> [WHAT YOU HAVE TO DO]: Locate every line below that contains the word "JSON" and copy it.

[Dataset entries]
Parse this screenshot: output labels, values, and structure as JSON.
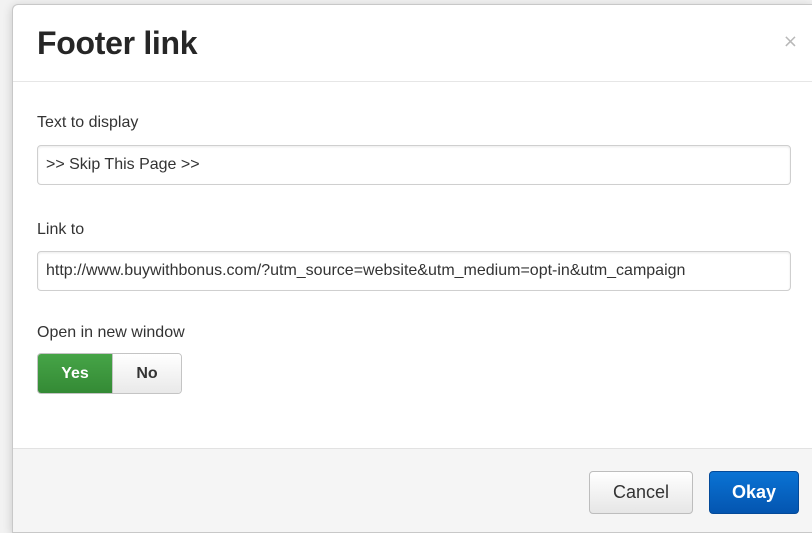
{
  "dialog": {
    "title": "Footer link",
    "close_glyph": "×"
  },
  "form": {
    "text_label": "Text to display",
    "text_value": ">> Skip This Page >>",
    "link_label": "Link to",
    "link_value": "http://www.buywithbonus.com/?utm_source=website&utm_medium=opt-in&utm_campaign",
    "new_window_label": "Open in new window",
    "new_window_options": [
      "Yes",
      "No"
    ],
    "new_window_selected": "Yes"
  },
  "footer": {
    "cancel_label": "Cancel",
    "okay_label": "Okay"
  },
  "colors": {
    "toggle_active": "#3e9a3f",
    "primary_button": "#0762c4"
  },
  "icons": {
    "close": "close-icon"
  }
}
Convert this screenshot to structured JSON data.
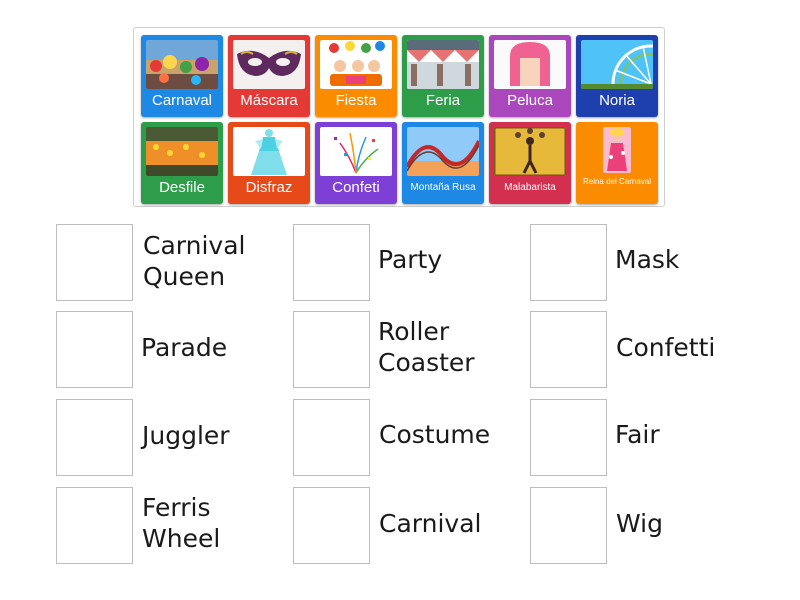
{
  "cards": [
    {
      "label": "Carnaval",
      "color": "#1e88e5",
      "icon": "carnival-crowd-photo"
    },
    {
      "label": "Máscara",
      "color": "#e53935",
      "icon": "mask-photo"
    },
    {
      "label": "Fiesta",
      "color": "#fb8c00",
      "icon": "party-kids-photo"
    },
    {
      "label": "Feria",
      "color": "#2e9d4a",
      "icon": "fair-tents-photo"
    },
    {
      "label": "Peluca",
      "color": "#ab47bc",
      "icon": "pink-wig-photo"
    },
    {
      "label": "Noria",
      "color": "#1e3fae",
      "icon": "ferris-wheel-photo"
    },
    {
      "label": "Desfile",
      "color": "#2e9d4a",
      "icon": "parade-photo"
    },
    {
      "label": "Disfraz",
      "color": "#e64a19",
      "icon": "costume-photo"
    },
    {
      "label": "Confeti",
      "color": "#7e3fd6",
      "icon": "confetti-photo"
    },
    {
      "label": "Montaña Rusa",
      "color": "#1e88e5",
      "icon": "roller-coaster-photo"
    },
    {
      "label": "Malabarista",
      "color": "#d32f4f",
      "icon": "juggler-photo"
    },
    {
      "label": "Reina del Carnaval",
      "color": "#fb8c00",
      "icon": "carnival-queen-photo"
    }
  ],
  "words": [
    "Carnival Queen",
    "Party",
    "Mask",
    "Parade",
    "Roller Coaster",
    "Confetti",
    "Juggler",
    "Costume",
    "Fair",
    "Ferris Wheel",
    "Carnival",
    "Wig"
  ]
}
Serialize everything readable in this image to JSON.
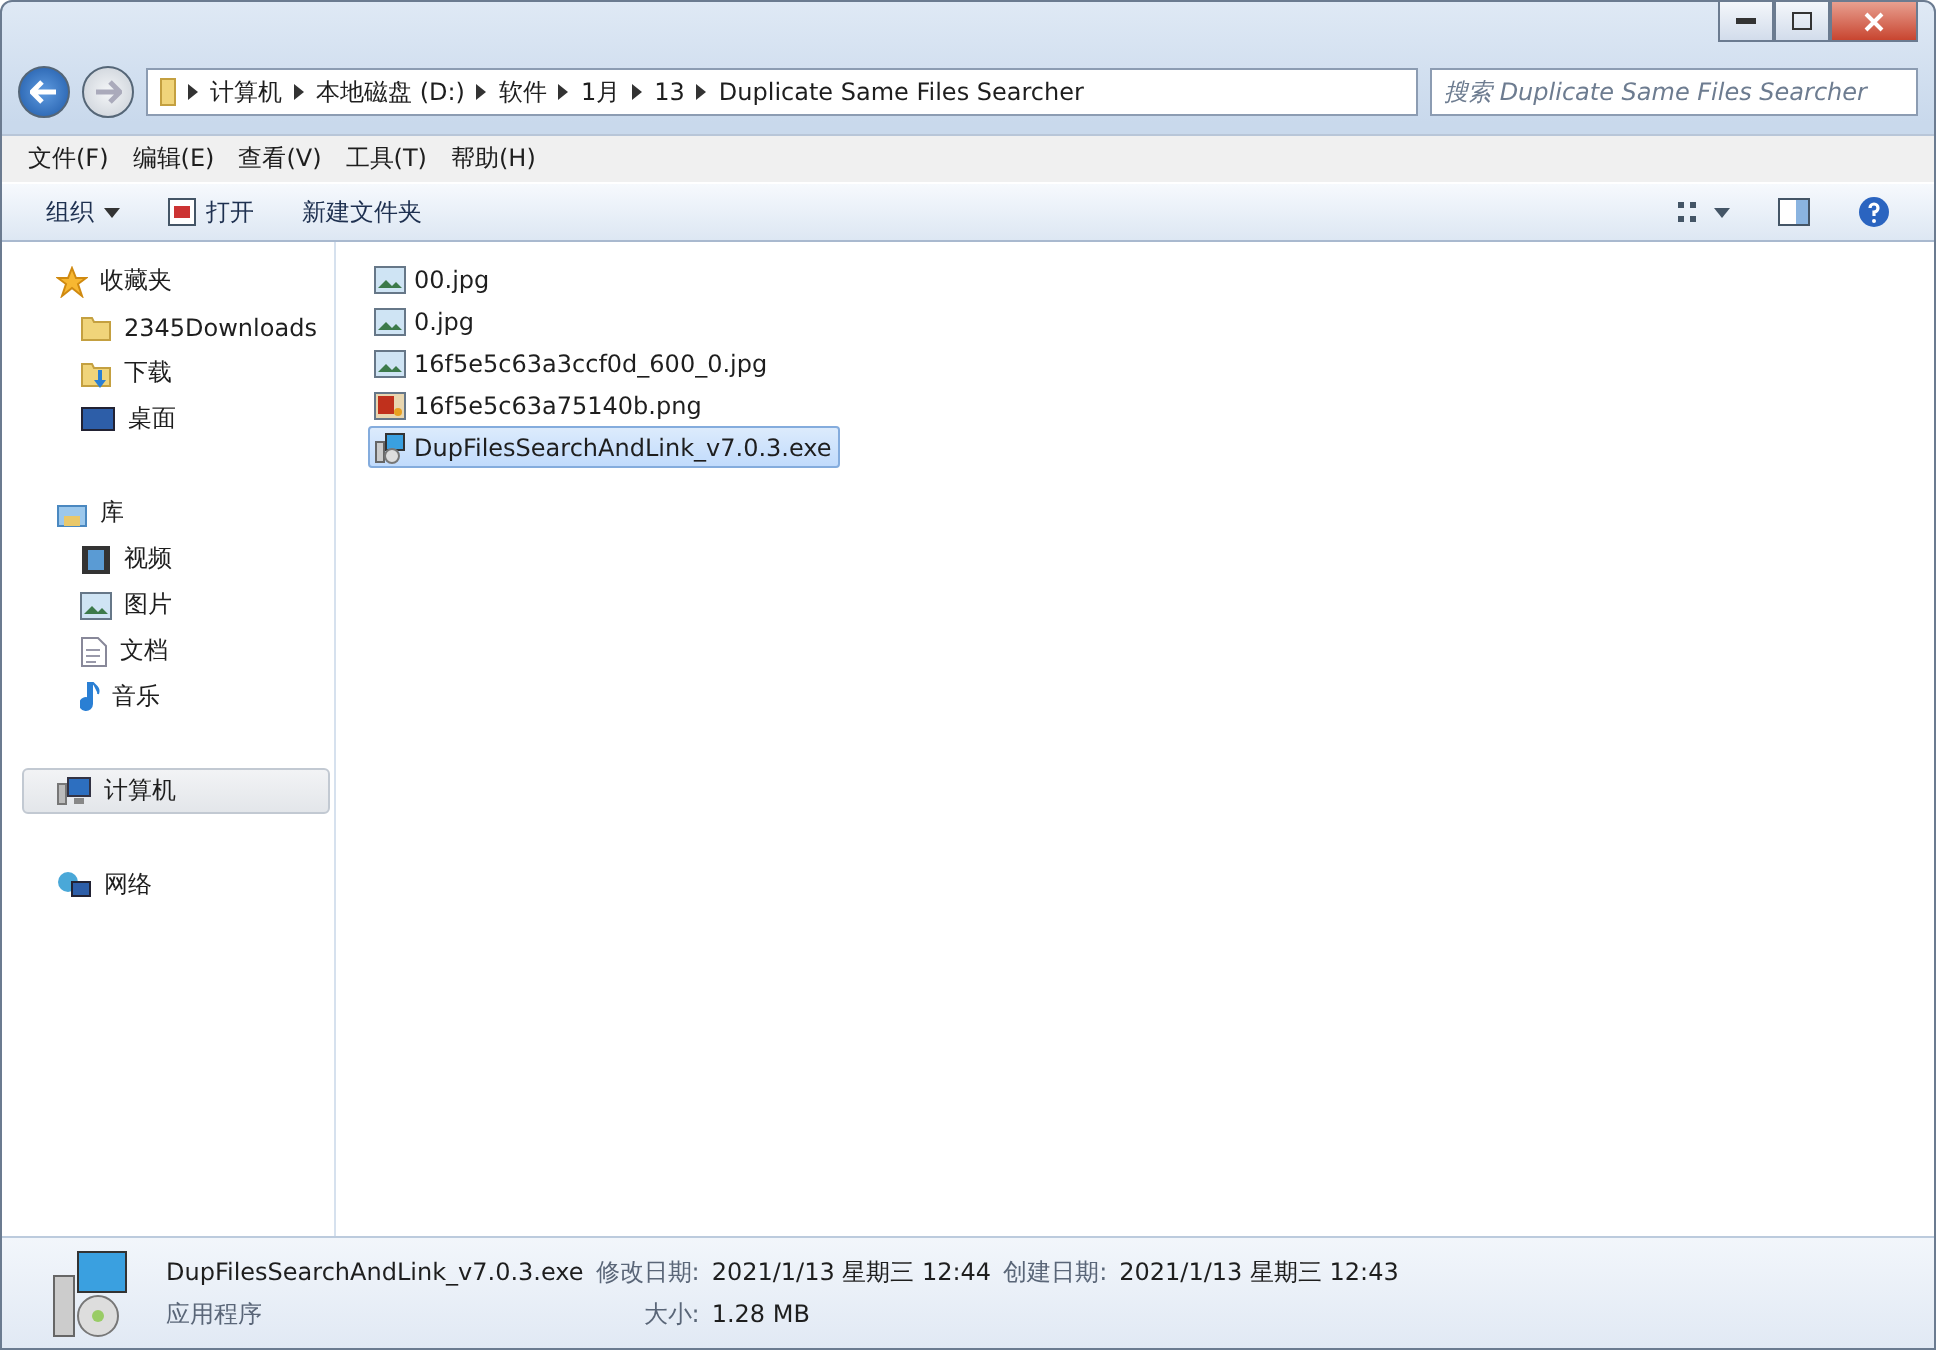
{
  "address_bar": {
    "crumbs": [
      "计算机",
      "本地磁盘 (D:)",
      "软件",
      "1月",
      "13",
      "Duplicate Same Files Searcher"
    ]
  },
  "search": {
    "placeholder": "搜索 Duplicate Same Files Searcher"
  },
  "menu_bar": [
    "文件(F)",
    "编辑(E)",
    "查看(V)",
    "工具(T)",
    "帮助(H)"
  ],
  "toolbar": [
    {
      "label": "组织",
      "kind": "dropdown"
    },
    {
      "label": "打开",
      "kind": "open"
    },
    {
      "label": "新建文件夹",
      "kind": "plain"
    }
  ],
  "sidebar": [
    {
      "label": "收藏夹",
      "selected": false,
      "children": [
        {
          "label": "2345Downloads",
          "selected": false
        },
        {
          "label": "下载",
          "selected": false
        },
        {
          "label": "桌面",
          "selected": false
        }
      ]
    },
    {
      "label": "库",
      "selected": false,
      "children": [
        {
          "label": "视频",
          "selected": false
        },
        {
          "label": "图片",
          "selected": false
        },
        {
          "label": "文档",
          "selected": false
        },
        {
          "label": "音乐",
          "selected": false
        }
      ]
    },
    {
      "label": "计算机",
      "selected": true
    },
    {
      "label": "网络",
      "selected": false
    }
  ],
  "files": [
    {
      "name": "00.jpg",
      "kind": "image",
      "selected": false
    },
    {
      "name": "0.jpg",
      "kind": "image",
      "selected": false
    },
    {
      "name": "16f5e5c63a3ccf0d_600_0.jpg",
      "kind": "image",
      "selected": false
    },
    {
      "name": "16f5e5c63a75140b.png",
      "kind": "png",
      "selected": false
    },
    {
      "name": "DupFilesSearchAndLink_v7.0.3.exe",
      "kind": "installer",
      "selected": true
    }
  ],
  "details": {
    "name": "DupFilesSearchAndLink_v7.0.3.exe",
    "type": "应用程序",
    "modified_label": "修改日期:",
    "modified": "2021/1/13 星期三 12:44",
    "created_label": "创建日期:",
    "created": "2021/1/13 星期三 12:43",
    "size_label": "大小:",
    "size": "1.28 MB"
  }
}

> [FULL SOLUTION]:
Parse this screenshot: output labels, values, and structure as JSON.
Convert this screenshot to structured JSON data.
Serialize everything readable in this image to JSON.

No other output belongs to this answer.